YOUR INSTRUCTIONS » Identify the line in which "Convert this document image to plain text." appears, then reproduce that line and all remaining lines of the records word for word.

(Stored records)
########################################

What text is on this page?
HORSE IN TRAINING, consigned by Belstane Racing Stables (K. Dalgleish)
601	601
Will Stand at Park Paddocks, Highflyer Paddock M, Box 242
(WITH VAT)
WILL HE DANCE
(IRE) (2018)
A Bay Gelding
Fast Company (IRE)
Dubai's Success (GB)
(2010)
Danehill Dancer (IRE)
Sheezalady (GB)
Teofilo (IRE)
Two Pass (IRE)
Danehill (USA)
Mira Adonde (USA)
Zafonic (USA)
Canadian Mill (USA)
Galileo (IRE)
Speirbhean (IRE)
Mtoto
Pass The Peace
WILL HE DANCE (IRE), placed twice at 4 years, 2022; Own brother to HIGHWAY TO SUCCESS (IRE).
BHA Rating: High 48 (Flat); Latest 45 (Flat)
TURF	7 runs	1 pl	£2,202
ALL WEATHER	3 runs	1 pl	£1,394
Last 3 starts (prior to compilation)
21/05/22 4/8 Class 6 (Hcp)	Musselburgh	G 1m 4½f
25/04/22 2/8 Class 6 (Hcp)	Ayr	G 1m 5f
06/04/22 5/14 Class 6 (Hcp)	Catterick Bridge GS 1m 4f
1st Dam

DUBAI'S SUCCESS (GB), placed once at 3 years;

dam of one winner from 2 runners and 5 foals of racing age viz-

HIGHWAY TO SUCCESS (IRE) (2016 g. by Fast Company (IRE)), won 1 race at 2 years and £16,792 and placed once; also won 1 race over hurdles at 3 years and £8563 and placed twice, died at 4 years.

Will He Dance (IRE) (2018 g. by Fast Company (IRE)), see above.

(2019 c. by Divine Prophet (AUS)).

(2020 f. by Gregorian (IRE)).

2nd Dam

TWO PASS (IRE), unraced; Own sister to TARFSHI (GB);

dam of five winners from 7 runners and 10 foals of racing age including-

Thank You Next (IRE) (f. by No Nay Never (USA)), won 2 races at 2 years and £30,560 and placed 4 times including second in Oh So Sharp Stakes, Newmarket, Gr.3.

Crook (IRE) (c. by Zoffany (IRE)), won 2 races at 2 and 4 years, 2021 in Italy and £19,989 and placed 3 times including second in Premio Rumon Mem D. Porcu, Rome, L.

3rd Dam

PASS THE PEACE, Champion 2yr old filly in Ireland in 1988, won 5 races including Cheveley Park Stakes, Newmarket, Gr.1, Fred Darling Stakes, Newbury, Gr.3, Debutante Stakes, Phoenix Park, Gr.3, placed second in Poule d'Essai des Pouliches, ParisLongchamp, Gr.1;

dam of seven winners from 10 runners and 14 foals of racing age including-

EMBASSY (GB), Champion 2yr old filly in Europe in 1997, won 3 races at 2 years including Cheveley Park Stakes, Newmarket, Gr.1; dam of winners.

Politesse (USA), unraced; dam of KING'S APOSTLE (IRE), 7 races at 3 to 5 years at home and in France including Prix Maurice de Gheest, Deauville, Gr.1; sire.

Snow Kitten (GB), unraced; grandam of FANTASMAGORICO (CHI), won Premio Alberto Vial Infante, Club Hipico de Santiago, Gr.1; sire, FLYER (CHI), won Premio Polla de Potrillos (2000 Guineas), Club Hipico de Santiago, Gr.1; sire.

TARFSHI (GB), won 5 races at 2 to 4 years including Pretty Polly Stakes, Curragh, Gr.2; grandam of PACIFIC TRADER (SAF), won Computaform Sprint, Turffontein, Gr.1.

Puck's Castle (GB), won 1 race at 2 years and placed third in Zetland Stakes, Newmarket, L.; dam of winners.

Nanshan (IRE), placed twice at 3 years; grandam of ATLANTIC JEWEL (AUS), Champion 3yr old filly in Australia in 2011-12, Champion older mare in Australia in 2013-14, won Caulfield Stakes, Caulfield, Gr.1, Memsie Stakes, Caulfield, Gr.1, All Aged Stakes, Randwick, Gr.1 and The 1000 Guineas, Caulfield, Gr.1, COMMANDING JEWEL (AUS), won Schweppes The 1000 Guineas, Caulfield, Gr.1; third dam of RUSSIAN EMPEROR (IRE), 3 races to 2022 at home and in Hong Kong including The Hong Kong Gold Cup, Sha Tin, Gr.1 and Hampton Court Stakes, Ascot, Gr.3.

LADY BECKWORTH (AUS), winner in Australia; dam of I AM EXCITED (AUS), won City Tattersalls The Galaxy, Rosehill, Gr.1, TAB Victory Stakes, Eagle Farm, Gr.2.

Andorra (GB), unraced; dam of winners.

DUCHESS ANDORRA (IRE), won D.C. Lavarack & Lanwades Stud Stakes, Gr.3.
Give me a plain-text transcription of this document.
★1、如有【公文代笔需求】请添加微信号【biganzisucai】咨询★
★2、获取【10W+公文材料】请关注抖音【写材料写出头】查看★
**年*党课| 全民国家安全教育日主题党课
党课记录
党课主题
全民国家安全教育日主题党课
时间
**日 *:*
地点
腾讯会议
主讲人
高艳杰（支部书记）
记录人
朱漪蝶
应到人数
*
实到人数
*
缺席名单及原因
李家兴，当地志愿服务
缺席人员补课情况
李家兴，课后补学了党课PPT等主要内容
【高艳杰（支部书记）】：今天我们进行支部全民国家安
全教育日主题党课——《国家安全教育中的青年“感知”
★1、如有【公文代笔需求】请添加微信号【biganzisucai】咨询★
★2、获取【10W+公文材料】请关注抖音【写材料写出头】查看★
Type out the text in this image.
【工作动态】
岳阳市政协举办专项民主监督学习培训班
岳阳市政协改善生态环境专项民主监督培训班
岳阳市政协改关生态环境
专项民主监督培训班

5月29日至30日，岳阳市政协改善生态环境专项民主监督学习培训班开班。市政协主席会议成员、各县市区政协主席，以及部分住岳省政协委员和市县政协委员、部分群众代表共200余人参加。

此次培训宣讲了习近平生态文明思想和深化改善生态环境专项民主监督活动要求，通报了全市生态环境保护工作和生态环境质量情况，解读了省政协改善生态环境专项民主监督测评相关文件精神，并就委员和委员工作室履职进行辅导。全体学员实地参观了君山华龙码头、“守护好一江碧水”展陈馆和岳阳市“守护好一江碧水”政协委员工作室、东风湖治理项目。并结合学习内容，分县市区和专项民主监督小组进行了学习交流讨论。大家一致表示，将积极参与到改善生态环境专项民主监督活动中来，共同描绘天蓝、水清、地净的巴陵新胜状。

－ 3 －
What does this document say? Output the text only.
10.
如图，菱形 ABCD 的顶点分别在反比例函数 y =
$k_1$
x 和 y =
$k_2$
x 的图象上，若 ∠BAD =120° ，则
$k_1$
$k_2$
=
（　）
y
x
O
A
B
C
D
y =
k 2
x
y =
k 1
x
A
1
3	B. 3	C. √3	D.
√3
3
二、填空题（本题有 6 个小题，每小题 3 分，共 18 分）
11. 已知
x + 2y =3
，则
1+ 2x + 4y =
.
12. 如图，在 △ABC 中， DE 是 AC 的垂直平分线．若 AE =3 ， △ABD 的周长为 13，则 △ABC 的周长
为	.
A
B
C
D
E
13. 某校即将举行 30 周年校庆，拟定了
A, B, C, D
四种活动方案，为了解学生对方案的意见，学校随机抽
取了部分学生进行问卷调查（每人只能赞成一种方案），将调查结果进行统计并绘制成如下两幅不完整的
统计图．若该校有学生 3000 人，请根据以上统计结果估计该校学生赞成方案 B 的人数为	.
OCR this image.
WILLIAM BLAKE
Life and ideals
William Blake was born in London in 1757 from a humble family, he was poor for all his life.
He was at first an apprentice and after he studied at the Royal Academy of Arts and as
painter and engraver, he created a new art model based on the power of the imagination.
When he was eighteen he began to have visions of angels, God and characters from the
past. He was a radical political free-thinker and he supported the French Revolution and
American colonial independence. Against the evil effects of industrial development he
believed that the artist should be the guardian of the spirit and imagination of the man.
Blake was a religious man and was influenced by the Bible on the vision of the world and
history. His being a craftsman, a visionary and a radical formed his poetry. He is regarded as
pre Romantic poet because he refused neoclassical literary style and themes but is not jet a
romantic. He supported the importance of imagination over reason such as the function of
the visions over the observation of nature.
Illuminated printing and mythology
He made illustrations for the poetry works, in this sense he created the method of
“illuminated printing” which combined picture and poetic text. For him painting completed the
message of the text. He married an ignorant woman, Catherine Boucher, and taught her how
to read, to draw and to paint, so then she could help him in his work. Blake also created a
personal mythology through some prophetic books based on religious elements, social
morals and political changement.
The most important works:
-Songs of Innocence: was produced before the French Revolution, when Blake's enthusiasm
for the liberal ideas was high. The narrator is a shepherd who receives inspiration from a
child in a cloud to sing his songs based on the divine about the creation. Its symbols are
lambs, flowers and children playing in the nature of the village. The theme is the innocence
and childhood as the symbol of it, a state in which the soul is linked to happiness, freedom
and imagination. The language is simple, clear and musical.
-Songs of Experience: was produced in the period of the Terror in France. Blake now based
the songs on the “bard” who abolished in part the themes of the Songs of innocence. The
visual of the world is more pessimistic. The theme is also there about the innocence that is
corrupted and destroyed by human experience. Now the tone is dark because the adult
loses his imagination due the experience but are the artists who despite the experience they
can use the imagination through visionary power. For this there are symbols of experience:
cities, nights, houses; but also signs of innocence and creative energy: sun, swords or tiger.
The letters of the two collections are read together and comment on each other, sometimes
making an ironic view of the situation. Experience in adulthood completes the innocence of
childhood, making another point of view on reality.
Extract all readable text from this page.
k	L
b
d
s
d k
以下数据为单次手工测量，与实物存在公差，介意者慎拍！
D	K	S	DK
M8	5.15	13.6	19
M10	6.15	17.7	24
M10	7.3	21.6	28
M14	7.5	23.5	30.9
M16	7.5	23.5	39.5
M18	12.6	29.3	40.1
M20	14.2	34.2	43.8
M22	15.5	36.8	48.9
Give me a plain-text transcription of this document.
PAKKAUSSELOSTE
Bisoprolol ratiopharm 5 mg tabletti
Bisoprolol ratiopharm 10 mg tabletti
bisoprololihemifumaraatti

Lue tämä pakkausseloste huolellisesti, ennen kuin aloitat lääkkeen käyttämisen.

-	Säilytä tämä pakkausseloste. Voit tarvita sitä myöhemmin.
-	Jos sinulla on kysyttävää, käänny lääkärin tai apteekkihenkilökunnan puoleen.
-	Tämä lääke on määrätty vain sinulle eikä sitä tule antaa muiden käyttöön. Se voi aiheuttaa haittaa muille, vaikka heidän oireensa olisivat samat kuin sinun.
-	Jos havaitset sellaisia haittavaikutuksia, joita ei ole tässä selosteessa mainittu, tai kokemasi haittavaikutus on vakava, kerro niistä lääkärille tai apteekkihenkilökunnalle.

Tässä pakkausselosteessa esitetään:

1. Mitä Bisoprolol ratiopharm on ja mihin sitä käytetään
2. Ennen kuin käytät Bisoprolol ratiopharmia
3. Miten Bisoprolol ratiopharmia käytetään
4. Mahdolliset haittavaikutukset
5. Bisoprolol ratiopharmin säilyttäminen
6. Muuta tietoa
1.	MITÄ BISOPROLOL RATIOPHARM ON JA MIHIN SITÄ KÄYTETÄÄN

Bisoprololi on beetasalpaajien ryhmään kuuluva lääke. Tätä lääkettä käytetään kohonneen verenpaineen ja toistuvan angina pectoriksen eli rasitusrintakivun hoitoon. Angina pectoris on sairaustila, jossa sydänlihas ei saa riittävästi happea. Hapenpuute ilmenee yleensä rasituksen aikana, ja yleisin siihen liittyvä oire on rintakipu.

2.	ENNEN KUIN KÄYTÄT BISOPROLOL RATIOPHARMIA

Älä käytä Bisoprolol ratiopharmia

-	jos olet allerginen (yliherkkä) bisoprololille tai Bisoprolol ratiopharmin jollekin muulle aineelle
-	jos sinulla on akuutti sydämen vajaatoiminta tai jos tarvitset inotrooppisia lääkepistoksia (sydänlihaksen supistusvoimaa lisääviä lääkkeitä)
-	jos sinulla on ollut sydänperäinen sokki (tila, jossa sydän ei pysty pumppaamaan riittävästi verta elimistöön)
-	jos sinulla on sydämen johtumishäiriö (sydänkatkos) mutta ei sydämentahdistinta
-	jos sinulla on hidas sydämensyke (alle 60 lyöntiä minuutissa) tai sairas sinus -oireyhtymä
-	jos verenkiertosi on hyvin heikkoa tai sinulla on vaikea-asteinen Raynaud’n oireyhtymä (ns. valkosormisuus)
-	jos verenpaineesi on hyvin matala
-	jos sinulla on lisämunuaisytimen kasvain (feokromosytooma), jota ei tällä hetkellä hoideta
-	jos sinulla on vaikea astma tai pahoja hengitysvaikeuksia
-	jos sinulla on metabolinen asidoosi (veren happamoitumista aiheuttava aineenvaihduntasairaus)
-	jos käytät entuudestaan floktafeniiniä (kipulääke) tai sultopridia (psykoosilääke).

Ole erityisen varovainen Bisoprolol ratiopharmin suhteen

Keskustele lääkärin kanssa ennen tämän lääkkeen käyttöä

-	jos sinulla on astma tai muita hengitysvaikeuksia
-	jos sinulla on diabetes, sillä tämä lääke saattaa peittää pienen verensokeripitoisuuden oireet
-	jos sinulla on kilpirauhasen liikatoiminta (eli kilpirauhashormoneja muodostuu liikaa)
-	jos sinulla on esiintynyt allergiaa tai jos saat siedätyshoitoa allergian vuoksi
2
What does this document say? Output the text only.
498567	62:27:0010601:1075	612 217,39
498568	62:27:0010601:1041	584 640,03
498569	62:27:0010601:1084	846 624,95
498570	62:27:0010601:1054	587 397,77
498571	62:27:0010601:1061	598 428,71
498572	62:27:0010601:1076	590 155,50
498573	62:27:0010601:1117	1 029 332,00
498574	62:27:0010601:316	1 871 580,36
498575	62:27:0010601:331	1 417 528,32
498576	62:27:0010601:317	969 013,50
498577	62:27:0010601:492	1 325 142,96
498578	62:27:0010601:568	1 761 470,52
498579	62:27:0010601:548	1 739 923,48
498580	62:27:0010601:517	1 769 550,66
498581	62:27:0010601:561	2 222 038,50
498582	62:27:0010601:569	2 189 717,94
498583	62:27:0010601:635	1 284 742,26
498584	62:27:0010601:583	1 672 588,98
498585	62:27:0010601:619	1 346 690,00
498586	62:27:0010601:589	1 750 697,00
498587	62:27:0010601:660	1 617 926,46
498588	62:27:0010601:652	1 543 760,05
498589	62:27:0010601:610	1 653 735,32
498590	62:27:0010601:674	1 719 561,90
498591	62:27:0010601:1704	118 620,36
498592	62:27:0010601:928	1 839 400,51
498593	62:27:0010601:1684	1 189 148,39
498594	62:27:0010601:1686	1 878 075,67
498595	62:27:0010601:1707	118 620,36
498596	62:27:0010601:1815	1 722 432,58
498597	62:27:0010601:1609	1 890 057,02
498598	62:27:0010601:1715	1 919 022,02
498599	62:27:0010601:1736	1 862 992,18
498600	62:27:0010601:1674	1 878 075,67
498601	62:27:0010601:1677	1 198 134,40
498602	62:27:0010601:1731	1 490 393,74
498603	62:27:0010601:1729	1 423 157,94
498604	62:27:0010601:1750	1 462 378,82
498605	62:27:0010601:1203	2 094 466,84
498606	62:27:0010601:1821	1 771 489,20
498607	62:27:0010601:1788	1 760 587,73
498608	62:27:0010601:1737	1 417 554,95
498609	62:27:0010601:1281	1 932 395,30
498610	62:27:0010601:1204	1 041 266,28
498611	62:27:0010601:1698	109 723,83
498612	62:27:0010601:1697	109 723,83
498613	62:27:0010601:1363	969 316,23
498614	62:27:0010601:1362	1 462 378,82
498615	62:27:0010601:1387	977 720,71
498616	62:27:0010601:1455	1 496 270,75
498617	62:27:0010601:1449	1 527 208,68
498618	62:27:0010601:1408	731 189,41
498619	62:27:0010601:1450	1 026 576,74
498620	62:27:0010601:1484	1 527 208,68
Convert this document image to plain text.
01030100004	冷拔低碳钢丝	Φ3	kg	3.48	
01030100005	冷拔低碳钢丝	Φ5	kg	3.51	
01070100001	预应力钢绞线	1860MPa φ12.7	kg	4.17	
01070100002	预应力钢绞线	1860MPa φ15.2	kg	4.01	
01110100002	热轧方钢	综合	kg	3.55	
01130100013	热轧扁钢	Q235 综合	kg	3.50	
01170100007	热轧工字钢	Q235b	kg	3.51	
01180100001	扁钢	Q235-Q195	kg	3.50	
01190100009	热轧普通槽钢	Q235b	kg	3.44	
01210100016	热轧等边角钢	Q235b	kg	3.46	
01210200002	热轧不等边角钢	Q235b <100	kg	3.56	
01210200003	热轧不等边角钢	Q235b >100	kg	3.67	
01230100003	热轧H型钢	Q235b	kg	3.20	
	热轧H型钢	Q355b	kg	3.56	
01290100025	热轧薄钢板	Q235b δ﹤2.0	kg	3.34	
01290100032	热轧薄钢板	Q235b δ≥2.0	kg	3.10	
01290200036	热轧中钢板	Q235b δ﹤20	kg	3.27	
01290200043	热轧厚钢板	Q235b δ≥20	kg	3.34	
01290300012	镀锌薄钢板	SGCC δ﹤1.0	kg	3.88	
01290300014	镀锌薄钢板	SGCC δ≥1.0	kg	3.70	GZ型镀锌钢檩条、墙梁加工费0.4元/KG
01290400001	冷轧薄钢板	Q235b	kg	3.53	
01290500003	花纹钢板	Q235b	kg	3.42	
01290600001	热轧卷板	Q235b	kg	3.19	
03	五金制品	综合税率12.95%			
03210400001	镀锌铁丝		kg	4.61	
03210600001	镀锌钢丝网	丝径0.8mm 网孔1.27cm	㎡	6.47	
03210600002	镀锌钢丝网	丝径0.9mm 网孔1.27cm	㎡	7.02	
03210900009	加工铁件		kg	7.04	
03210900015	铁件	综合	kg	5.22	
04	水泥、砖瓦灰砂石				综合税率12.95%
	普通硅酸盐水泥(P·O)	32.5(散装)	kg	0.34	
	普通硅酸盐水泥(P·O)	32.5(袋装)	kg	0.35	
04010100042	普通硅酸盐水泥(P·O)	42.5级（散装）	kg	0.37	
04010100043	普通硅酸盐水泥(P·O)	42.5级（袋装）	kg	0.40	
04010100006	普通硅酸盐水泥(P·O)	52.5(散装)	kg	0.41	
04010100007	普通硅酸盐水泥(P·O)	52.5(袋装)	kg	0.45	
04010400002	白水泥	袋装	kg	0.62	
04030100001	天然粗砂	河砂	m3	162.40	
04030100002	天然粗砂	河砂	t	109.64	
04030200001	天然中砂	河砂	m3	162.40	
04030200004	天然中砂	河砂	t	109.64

########################################

OUTPUT OF THE TASK »
Convert this document image to plain text.
01030100004	冷拔低碳钢丝	Φ3	kg	3.48	
01030100005	冷拔低碳钢丝	Φ5	kg	3.51	
01070100001	预应力钢绞线	1860MPa φ12.7	kg	4.17	
01070100002	预应力钢绞线	1860MPa φ15.2	kg	4.01	
01110100002	热轧方钢	综合	kg	3.55	
01130100013	热轧扁钢	Q235 综合	kg	3.50	
01170100007	热轧工字钢	Q235b	kg	3.51	
01180100001	扁钢	Q235-Q195	kg	3.50	
01190100009	热轧普通槽钢	Q235b	kg	3.44	
01210100016	热轧等边角钢	Q235b	kg	3.46	
01210200002	热轧不等边角钢	Q235b <100	kg	3.56	
01210200003	热轧不等边角钢	Q235b >100	kg	3.67	
01230100003	热轧H型钢	Q235b	kg	3.20	
	热轧H型钢	Q355b	kg	3.56	
01290100025	热轧薄钢板	Q235b δ﹤2.0	kg	3.34	
01290100032	热轧薄钢板	Q235b δ≥2.0	kg	3.10	
01290200036	热轧中钢板	Q235b δ﹤20	kg	3.27	
01290200043	热轧厚钢板	Q235b δ≥20	kg	3.34	
01290300012	镀锌薄钢板	SGCC δ﹤1.0	kg	3.88	
01290300014	镀锌薄钢板	SGCC δ≥1.0	kg	3.70	GZ型镀锌钢檩条、墙梁加工费0.4元/KG
01290400001	冷轧薄钢板	Q235b	kg	3.53	
01290500003	花纹钢板	Q235b	kg	3.42	
01290600001	热轧卷板	Q235b	kg	3.19	
03	五金制品	综合税率12.95%			
03210400001	镀锌铁丝		kg	4.61	
03210600001	镀锌钢丝网	丝径0.8mm 网孔1.27cm	㎡	6.47	
03210600002	镀锌钢丝网	丝径0.9mm 网孔1.27cm	㎡	7.02	
03210900009	加工铁件		kg	7.04	
03210900015	铁件	综合	kg	5.22	
04	水泥、砖瓦灰砂石				综合税率12.95%
	普通硅酸盐水泥(P·O)	32.5(散装)	kg	0.34	
	普通硅酸盐水泥(P·O)	32.5(袋装)	kg	0.35	
04010100042	普通硅酸盐水泥(P·O)	42.5级（散装）	kg	0.37	
04010100043	普通硅酸盐水泥(P·O)	42.5级（袋装）	kg	0.40	
04010100006	普通硅酸盐水泥(P·O)	52.5(散装)	kg	0.41	
04010100007	普通硅酸盐水泥(P·O)	52.5(袋装)	kg	0.45	
04010400002	白水泥	袋装	kg	0.62	
04030100001	天然粗砂	河砂	m3	162.40	
04030100002	天然粗砂	河砂	t	109.64	
04030200001	天然中砂	河砂	m3	162.40	
04030200004	天然中砂	河砂	t	109.64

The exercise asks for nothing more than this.